--- START Recorded information ---

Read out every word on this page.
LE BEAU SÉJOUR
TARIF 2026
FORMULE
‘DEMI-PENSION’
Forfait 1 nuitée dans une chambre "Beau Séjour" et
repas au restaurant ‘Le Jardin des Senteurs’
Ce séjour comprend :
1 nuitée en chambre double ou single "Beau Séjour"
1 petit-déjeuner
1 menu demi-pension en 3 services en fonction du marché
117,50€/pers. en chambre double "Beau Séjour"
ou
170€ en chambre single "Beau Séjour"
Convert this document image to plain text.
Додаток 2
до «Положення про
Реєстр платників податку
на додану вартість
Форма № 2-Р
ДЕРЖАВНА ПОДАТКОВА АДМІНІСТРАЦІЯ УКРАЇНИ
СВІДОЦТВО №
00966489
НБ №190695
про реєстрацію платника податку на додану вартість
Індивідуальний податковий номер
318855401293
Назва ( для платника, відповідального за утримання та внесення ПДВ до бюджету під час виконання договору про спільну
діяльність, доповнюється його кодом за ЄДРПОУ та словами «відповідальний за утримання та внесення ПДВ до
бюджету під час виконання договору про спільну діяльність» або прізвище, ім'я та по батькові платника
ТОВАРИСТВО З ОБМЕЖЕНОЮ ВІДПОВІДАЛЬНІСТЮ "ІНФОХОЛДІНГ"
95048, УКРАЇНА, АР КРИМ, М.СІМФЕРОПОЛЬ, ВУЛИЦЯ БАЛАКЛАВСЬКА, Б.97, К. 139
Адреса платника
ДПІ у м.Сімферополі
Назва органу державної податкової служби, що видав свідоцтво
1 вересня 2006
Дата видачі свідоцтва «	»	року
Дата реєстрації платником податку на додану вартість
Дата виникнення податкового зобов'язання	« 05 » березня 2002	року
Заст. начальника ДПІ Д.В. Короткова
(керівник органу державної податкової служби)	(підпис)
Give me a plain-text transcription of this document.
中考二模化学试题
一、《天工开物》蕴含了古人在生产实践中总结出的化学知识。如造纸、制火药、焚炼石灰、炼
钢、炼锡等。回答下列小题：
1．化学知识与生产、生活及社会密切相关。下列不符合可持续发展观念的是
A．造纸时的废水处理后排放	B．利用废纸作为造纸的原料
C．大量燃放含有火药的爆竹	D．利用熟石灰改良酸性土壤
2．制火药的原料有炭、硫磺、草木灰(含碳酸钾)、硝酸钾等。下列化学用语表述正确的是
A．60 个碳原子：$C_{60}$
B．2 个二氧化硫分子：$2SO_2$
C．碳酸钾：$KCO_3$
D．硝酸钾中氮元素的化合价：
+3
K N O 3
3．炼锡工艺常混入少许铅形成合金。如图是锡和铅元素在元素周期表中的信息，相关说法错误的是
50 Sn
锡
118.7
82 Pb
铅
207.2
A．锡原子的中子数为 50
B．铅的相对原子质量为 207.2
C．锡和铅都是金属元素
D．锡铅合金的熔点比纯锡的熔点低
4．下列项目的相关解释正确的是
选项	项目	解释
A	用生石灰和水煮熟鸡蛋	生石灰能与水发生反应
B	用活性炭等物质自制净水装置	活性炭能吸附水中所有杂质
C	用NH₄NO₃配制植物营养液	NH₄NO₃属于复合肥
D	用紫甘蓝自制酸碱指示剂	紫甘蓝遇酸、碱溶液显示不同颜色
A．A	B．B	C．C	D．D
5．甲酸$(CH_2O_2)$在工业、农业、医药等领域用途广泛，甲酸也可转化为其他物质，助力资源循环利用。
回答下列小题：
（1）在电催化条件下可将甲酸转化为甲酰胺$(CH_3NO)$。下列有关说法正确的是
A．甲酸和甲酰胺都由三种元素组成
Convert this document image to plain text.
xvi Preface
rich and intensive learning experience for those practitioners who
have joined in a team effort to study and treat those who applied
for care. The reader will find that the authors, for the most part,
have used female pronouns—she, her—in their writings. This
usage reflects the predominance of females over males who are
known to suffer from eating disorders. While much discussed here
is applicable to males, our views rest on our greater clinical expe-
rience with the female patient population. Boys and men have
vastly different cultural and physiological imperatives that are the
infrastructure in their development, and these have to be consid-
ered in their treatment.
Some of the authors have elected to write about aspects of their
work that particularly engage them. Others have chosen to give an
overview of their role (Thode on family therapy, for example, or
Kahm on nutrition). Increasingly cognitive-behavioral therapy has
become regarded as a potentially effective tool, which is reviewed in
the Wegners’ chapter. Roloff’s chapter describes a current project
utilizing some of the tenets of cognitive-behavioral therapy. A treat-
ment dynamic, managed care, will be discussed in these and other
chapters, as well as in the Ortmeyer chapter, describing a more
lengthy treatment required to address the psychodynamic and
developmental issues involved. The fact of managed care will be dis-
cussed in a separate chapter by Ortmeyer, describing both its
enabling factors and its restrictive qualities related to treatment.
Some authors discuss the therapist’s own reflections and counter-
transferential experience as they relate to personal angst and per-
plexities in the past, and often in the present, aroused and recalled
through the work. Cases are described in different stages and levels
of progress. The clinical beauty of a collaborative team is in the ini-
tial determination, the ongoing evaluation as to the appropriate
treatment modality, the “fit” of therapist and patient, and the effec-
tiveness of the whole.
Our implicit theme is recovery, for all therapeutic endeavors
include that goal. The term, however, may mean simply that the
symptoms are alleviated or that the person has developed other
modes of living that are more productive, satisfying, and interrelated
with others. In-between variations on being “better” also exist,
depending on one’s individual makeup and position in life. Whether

--- END Recorded information ---

### [Given task]
Select the lines in this material that hold the word "these", leaving none out.

### [Worked answer]
infrastructure in their development, and these have to be consid-
ment dynamic, managed care, will be discussed in these and other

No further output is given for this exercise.